>> start Provided entries
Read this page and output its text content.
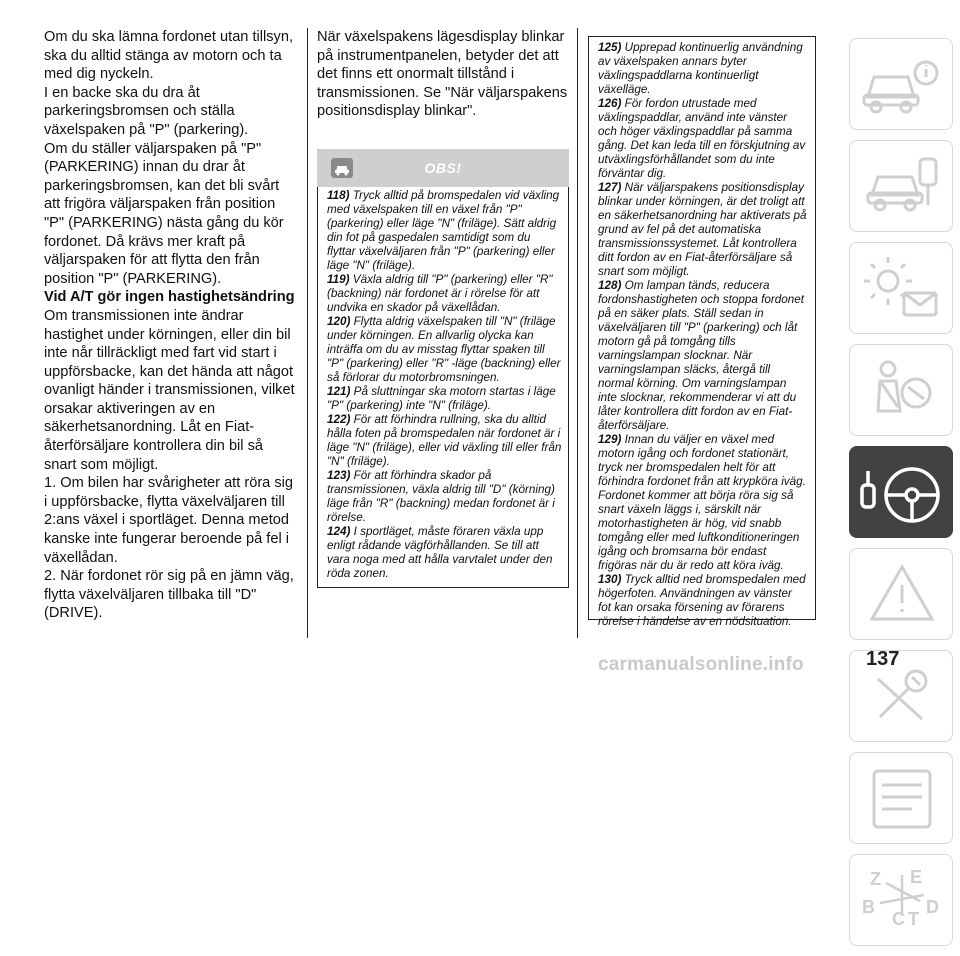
Om du ska lämna fordonet utan tillsyn, ska du alltid stänga av motorn och ta med dig nyckeln.

I en backe ska du dra åt parkeringsbromsen och ställa växelspaken på "P" (parkering).

Om du ställer väljarspaken på "P" (PARKERING) innan du drar åt parkeringsbromsen, kan det bli svårt att frigöra väljarspaken från position "P" (PARKERING) nästa gång du kör fordonet. Då krävs mer kraft på väljarspaken för att flytta den från position "P" (PARKERING).

Vid A/T gör ingen hastighetsändring

Om transmissionen inte ändrar hastighet under körningen, eller din bil inte når tillräckligt med fart vid start i uppförsbacke, kan det hända att något ovanligt händer i transmissionen, vilket orsakar aktiveringen av en säkerhetsanordning. Låt en Fiat-återförsäljare kontrollera din bil så snart som möjligt.

1. Om bilen har svårigheter att röra sig i uppförsbacke, flytta växelväljaren till 2:ans växel i sportläget. Denna metod kanske inte fungerar beroende på fel i växellådan.

2. När fordonet rör sig på en jämn väg, flytta växelväljaren tillbaka till "D" (DRIVE).

När växelspakens lägesdisplay blinkar på instrumentpanelen, betyder det att det finns ett onormalt tillstånd i transmissionen. Se "När väljarspakens positionsdisplay blinkar".

OBS!

118) Tryck alltid på bromspedalen vid växling med växelspaken till en växel från "P" (parkering) eller läge "N" (friläge). Sätt aldrig din fot på gaspedalen samtidigt som du flyttar växelväljaren från "P" (parkering) eller läge "N" (friläge).

119) Växla aldrig till "P" (parkering) eller "R" (backning) när fordonet är i rörelse för att undvika en skador på växellådan.

120) Flytta aldrig växelspaken till "N" (friläge under körningen. En allvarlig olycka kan inträffa om du av misstag flyttar spaken till "P" (parkering) eller "R" -läge (backning) eller så förlorar du motorbromsningen.

121) På sluttningar ska motorn startas i läge "P" (parkering) inte "N" (friläge).

122) För att förhindra rullning, ska du alltid hålla foten på bromspedalen när fordonet är i läge "N" (friläge), eller vid växling till eller från "N" (friläge).

123) För att förhindra skador på transmissionen, växla aldrig till "D" (körning) läge från "R" (backning) medan fordonet är i rörelse.

124) I sportläget, måste föraren växla upp enligt rådande vägförhållanden. Se till att vara noga med att hålla varvtalet under den röda zonen.

125) Upprepad kontinuerlig användning av växelspaken annars byter växlingspaddlarna kontinuerligt växelläge.

126) För fordon utrustade med växlingspaddlar, använd inte vänster och höger växlingspaddlar på samma gång. Det kan leda till en förskjutning av utväxlingsförhållandet som du inte förväntar dig.

127) När väljarspakens positionsdisplay blinkar under körningen, är det troligt att en säkerhetsanordning har aktiverats på grund av fel på det automatiska transmissionssystemet. Låt kontrollera ditt fordon av en Fiat-återförsäljare så snart som möjligt.

128) Om lampan tänds, reducera fordonshastigheten och stoppa fordonet på en säker plats. Ställ sedan in växelväljaren till "P" (parkering) och låt motorn gå på tomgång tills varningslampan slocknar. När varningslampan släcks, återgå till normal körning. Om varningslampan inte slocknar, rekommenderar vi att du låter kontrollera ditt fordon av en Fiat-återförsäljare.

129) Innan du väljer en växel med motorn igång och fordonet stationärt, tryck ner bromspedalen helt för att förhindra fordonet från att krypköra iväg. Fordonet kommer att börja röra sig så snart växeln läggs i, särskilt när motorhastigheten är hög, vid snabb tomgång eller med luftkonditioneringen igång och bromsarna bör endast frigöras när du är redo att köra iväg.

130) Tryck alltid ned bromspedalen med högerfoten. Användningen av vänster fot kan orsaka försening av förarens rörelse i händelse av en nödsituation.

Z E
B
C T
D
137
carmanualsonline.info
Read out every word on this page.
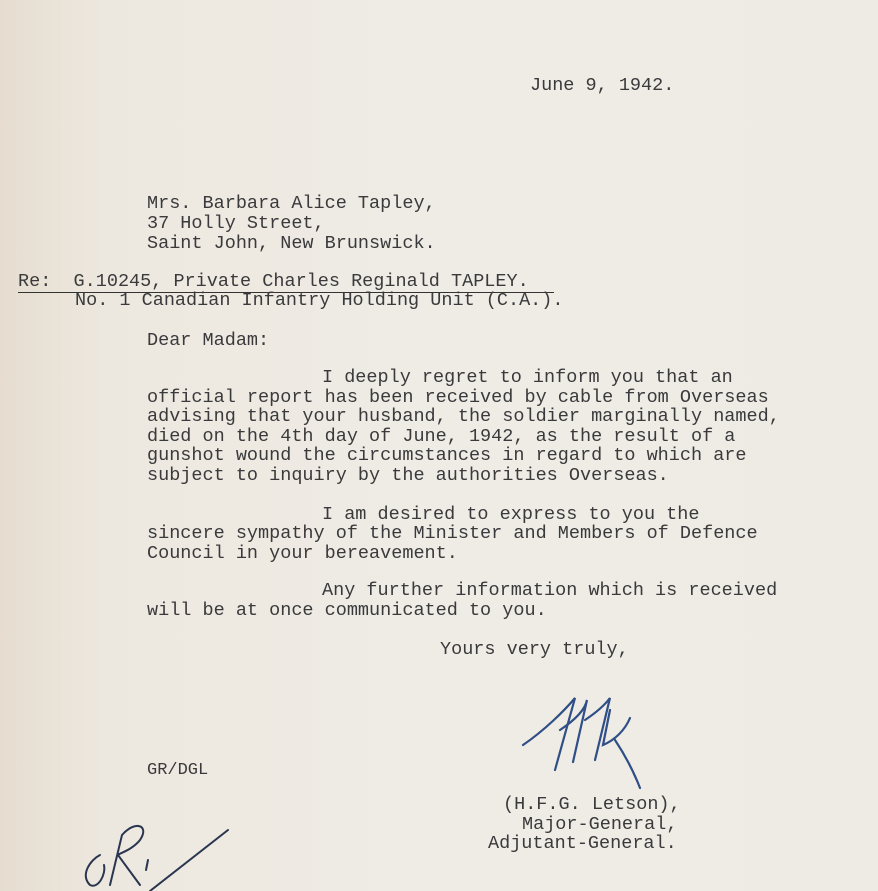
June 9, 1942.
Mrs. Barbara Alice Tapley,
37 Holly Street,
Saint John, New Brunswick.
Re: G.10245, Private Charles Reginald TAPLEY.
No. 1 Canadian Infantry Holding Unit (C.A.).
Dear Madam:
I deeply regret to inform you that an
official report has been received by cable from Overseas
advising that your husband, the soldier marginally named,
died on the 4th day of June, 1942, as the result of a
gunshot wound the circumstances in regard to which are
subject to inquiry by the authorities Overseas.
I am desired to express to you the
sincere sympathy of the Minister and Members of Defence
Council in your bereavement.
Any further information which is received
will be at once communicated to you.
Yours very truly,
GR/DGL
(H.F.G. Letson),
Major-General,
Adjutant-General.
>> end Provided entries
### Stated exercise
Using the material above, set down every line exactly, but skip the pictures.

### Solution to this exercise
Read this page and output its text content.
Om du ska lämna fordonet utan tillsyn, ska du alltid stänga av motorn och ta med dig nyckeln.

I en backe ska du dra åt parkeringsbromsen och ställa växelspaken på "P" (parkering).

Om du ställer väljarspaken på "P" (PARKERING) innan du drar åt parkeringsbromsen, kan det bli svårt att frigöra väljarspaken från position "P" (PARKERING) nästa gång du kör fordonet. Då krävs mer kraft på väljarspaken för att flytta den från position "P" (PARKERING).

Vid A/T gör ingen hastighetsändring

Om transmissionen inte ändrar hastighet under körningen, eller din bil inte når tillräckligt med fart vid start i uppförsbacke, kan det hända att något ovanligt händer i transmissionen, vilket orsakar aktiveringen av en säkerhetsanordning. Låt en Fiat-återförsäljare kontrollera din bil så snart som möjligt.

1. Om bilen har svårigheter att röra sig i uppförsbacke, flytta växelväljaren till 2:ans växel i sportläget. Denna metod kanske inte fungerar beroende på fel i växellådan.

2. När fordonet rör sig på en jämn väg, flytta växelväljaren tillbaka till "D" (DRIVE).

När växelspakens lägesdisplay blinkar på instrumentpanelen, betyder det att det finns ett onormalt tillstånd i transmissionen. Se "När väljarspakens positionsdisplay blinkar".

OBS!

118) Tryck alltid på bromspedalen vid växling med växelspaken till en växel från "P" (parkering) eller läge "N" (friläge). Sätt aldrig din fot på gaspedalen samtidigt som du flyttar växelväljaren från "P" (parkering) eller läge "N" (friläge).

119) Växla aldrig till "P" (parkering) eller "R" (backning) när fordonet är i rörelse för att undvika en skador på växellådan.

120) Flytta aldrig växelspaken till "N" (friläge under körningen. En allvarlig olycka kan inträffa om du av misstag flyttar spaken till "P" (parkering) eller "R" -läge (backning) eller så förlorar du motorbromsningen.

121) På sluttningar ska motorn startas i läge "P" (parkering) inte "N" (friläge).

122) För att förhindra rullning, ska du alltid hålla foten på bromspedalen när fordonet är i läge "N" (friläge), eller vid växling till eller från "N" (friläge).

123) För att förhindra skador på transmissionen, växla aldrig till "D" (körning) läge från "R" (backning) medan fordonet är i rörelse.

124) I sportläget, måste föraren växla upp enligt rådande vägförhållanden. Se till att vara noga med att hålla varvtalet under den röda zonen.

125) Upprepad kontinuerlig användning av växelspaken annars byter växlingspaddlarna kontinuerligt växelläge.

126) För fordon utrustade med växlingspaddlar, använd inte vänster och höger växlingspaddlar på samma gång. Det kan leda till en förskjutning av utväxlingsförhållandet som du inte förväntar dig.

127) När väljarspakens positionsdisplay blinkar under körningen, är det troligt att en säkerhetsanordning har aktiverats på grund av fel på det automatiska transmissionssystemet. Låt kontrollera ditt fordon av en Fiat-återförsäljare så snart som möjligt.

128) Om lampan tänds, reducera fordonshastigheten och stoppa fordonet på en säker plats. Ställ sedan in växelväljaren till "P" (parkering) och låt motorn gå på tomgång tills varningslampan slocknar. När varningslampan släcks, återgå till normal körning. Om varningslampan inte slocknar, rekommenderar vi att du låter kontrollera ditt fordon av en Fiat-återförsäljare.

129) Innan du väljer en växel med motorn igång och fordonet stationärt, tryck ner bromspedalen helt för att förhindra fordonet från att krypköra iväg. Fordonet kommer att börja röra sig så snart växeln läggs i, särskilt när motorhastigheten är hög, vid snabb tomgång eller med luftkonditioneringen igång och bromsarna bör endast frigöras när du är redo att köra iväg.

130) Tryck alltid ned bromspedalen med högerfoten. Användningen av vänster fot kan orsaka försening av förarens rörelse i händelse av en nödsituation.

Z E
B
C T
D
137
carmanualsonline.info
Read out every word on this page.
June 9, 1942.
Mrs. Barbara Alice Tapley,
37 Holly Street,
Saint John, New Brunswick.
Re: G.10245, Private Charles Reginald TAPLEY.
No. 1 Canadian Infantry Holding Unit (C.A.).
Dear Madam:
I deeply regret to inform you that an
official report has been received by cable from Overseas
advising that your husband, the soldier marginally named,
died on the 4th day of June, 1942, as the result of a
gunshot wound the circumstances in regard to which are
subject to inquiry by the authorities Overseas.
I am desired to express to you the
sincere sympathy of the Minister and Members of Defence
Council in your bereavement.
Any further information which is received
will be at once communicated to you.
Yours very truly,
GR/DGL
(H.F.G. Letson),
Major-General,
Adjutant-General.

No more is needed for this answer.